- **Task data**:
####

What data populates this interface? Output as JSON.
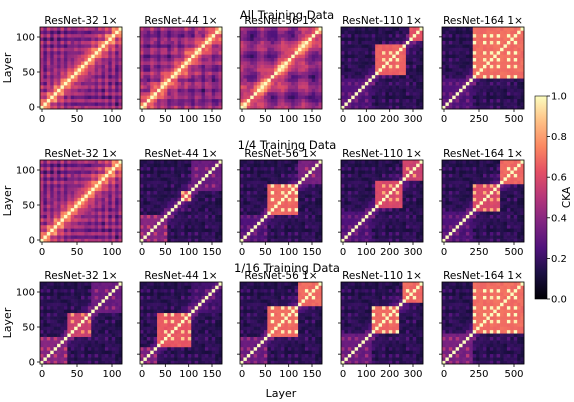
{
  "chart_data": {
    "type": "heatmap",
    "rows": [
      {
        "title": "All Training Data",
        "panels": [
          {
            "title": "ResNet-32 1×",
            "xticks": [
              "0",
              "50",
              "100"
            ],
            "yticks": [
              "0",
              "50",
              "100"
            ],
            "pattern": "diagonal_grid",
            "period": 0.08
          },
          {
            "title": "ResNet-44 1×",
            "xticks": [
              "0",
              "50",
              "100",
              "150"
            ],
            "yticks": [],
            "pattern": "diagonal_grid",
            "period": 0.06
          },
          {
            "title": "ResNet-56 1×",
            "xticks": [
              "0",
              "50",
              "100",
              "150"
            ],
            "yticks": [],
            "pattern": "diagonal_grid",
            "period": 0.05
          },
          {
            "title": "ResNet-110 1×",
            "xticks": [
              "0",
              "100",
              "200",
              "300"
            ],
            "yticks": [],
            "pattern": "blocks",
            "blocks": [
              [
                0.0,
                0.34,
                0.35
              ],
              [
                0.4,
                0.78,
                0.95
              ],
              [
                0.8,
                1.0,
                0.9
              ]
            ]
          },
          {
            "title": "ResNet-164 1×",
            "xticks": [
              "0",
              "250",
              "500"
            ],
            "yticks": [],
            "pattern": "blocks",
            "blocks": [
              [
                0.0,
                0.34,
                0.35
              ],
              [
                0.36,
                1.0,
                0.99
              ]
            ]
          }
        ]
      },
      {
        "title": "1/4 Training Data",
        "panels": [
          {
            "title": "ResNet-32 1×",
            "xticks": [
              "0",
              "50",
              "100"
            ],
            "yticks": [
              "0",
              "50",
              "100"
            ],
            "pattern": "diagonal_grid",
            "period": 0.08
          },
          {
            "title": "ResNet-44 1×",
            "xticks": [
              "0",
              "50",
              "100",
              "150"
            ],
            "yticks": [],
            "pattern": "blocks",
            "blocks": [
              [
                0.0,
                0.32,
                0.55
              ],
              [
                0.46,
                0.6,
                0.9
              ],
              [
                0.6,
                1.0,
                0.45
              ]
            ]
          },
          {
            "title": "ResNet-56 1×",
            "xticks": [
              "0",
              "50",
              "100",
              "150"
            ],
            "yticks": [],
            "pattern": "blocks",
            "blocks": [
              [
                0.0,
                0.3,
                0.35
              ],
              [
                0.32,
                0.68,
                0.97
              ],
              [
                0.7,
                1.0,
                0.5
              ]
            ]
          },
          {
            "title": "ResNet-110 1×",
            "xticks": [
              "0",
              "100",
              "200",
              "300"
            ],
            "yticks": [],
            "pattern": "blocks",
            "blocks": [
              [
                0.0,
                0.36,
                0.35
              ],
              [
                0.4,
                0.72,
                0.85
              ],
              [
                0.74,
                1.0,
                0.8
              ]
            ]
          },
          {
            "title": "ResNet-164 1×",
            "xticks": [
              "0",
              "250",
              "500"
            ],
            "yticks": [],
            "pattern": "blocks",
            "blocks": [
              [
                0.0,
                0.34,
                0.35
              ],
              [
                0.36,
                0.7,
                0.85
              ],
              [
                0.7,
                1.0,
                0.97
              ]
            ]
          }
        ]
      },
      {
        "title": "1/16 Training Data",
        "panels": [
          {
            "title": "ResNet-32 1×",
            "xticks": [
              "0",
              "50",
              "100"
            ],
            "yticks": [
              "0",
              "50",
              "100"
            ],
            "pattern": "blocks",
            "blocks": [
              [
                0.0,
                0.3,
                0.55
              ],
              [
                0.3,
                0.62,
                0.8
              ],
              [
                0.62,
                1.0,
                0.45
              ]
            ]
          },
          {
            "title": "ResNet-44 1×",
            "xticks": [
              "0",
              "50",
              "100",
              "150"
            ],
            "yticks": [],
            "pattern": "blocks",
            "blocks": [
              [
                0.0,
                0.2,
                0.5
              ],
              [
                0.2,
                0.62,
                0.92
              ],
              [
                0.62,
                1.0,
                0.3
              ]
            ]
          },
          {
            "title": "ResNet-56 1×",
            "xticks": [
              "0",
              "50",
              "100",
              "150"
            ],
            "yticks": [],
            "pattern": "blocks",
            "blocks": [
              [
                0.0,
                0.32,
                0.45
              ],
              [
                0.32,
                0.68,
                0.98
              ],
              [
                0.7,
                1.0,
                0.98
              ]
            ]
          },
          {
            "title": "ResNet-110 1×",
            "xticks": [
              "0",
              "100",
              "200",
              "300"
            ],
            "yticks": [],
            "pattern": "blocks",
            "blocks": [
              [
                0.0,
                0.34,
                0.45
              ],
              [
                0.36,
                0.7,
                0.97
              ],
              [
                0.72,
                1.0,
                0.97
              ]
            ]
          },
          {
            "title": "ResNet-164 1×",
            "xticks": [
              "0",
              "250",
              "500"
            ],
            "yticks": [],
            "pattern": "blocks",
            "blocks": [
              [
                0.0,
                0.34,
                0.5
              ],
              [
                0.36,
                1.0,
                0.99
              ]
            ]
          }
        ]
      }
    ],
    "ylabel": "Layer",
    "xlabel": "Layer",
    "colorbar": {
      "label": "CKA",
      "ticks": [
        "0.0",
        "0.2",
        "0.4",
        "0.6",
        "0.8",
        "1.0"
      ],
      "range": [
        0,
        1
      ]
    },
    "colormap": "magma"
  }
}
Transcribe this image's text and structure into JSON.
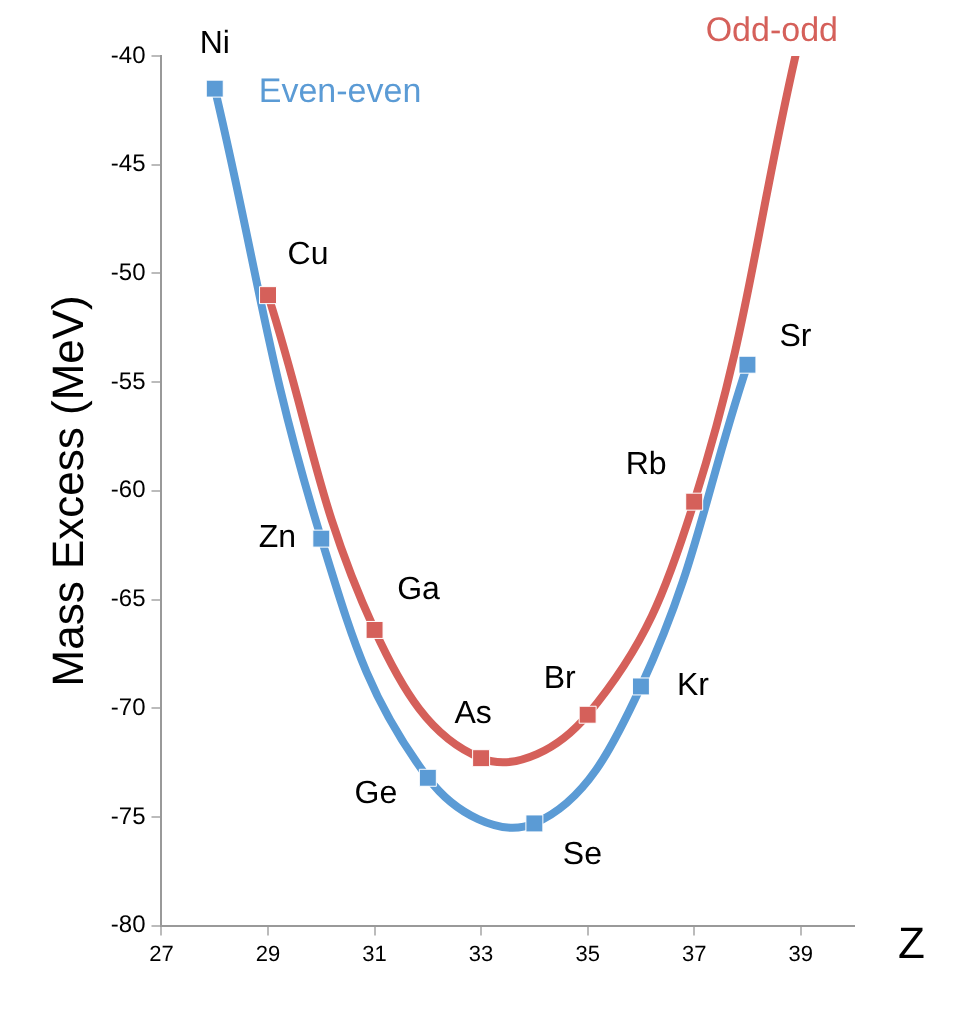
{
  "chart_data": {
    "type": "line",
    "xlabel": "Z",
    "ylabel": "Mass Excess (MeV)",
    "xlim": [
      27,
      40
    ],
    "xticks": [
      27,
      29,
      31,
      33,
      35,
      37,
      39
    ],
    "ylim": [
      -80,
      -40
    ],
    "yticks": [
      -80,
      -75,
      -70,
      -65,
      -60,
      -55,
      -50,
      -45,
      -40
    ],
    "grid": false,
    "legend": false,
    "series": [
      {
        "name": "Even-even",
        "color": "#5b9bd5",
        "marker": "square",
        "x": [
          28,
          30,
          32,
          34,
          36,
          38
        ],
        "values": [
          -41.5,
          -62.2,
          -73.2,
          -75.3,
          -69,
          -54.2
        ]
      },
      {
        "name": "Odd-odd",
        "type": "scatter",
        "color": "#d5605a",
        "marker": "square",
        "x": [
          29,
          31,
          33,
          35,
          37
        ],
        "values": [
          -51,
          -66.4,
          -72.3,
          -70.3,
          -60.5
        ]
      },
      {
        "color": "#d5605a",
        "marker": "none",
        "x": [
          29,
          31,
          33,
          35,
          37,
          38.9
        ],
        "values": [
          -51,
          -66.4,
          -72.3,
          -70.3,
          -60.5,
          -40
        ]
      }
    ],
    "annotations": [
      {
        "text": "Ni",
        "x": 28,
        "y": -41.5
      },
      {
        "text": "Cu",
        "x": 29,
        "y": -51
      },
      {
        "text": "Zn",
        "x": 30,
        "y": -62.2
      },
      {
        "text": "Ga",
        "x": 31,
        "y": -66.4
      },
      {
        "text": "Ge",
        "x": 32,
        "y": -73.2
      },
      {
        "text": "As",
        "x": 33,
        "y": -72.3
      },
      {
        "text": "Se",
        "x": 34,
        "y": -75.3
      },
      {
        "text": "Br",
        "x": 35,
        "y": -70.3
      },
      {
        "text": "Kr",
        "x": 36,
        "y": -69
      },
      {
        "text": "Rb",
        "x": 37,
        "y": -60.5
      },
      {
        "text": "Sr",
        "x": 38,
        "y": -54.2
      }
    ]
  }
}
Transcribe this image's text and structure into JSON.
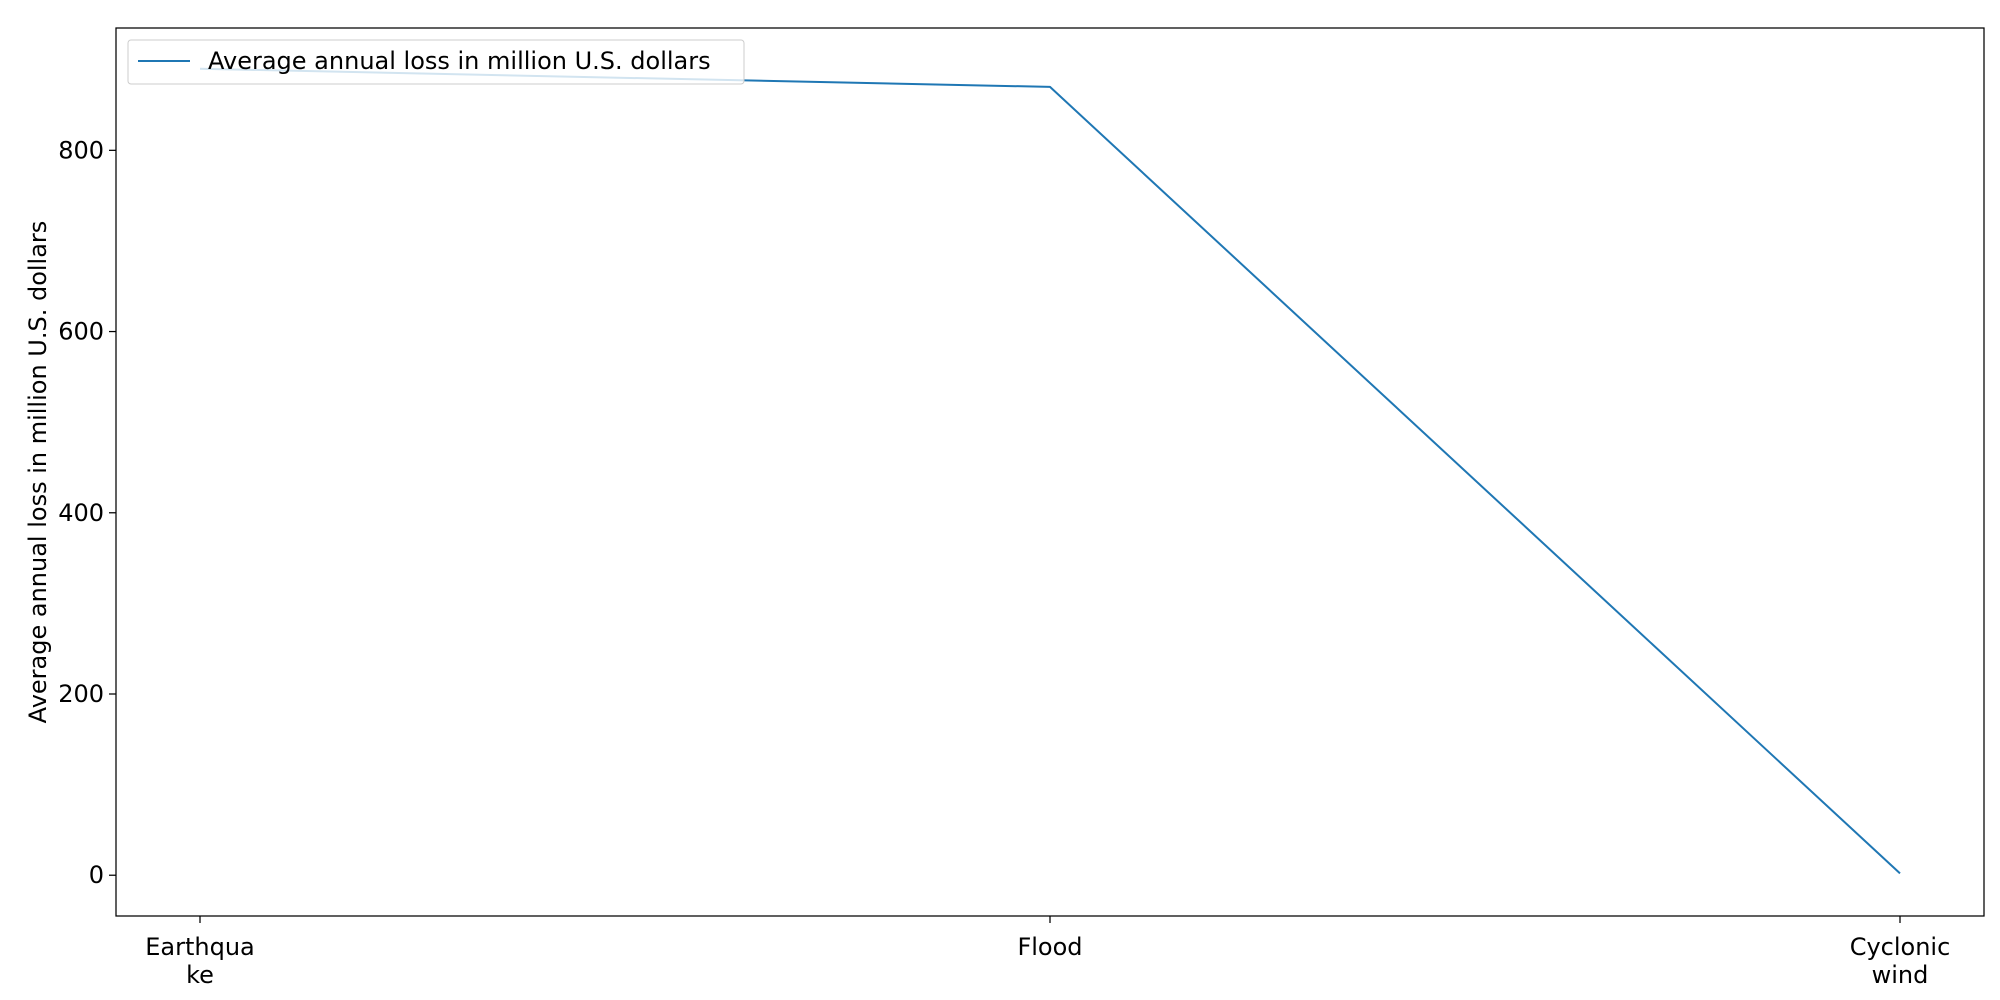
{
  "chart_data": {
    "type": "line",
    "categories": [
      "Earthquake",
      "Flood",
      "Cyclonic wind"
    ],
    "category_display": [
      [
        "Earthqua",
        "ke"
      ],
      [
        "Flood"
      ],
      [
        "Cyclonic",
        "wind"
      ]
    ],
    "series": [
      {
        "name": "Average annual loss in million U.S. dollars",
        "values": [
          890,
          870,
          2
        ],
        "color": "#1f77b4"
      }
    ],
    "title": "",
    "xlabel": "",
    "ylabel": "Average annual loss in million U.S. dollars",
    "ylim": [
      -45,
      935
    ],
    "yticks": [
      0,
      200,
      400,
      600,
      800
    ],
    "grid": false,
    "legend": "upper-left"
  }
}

####

- **Requirements**:
Search the records for the word "Average". Copy every line that has it.

- **Task response**:
        "name": "Average annual loss in million U.S. dollars",
    "ylabel": "Average annual loss in million U.S. dollars",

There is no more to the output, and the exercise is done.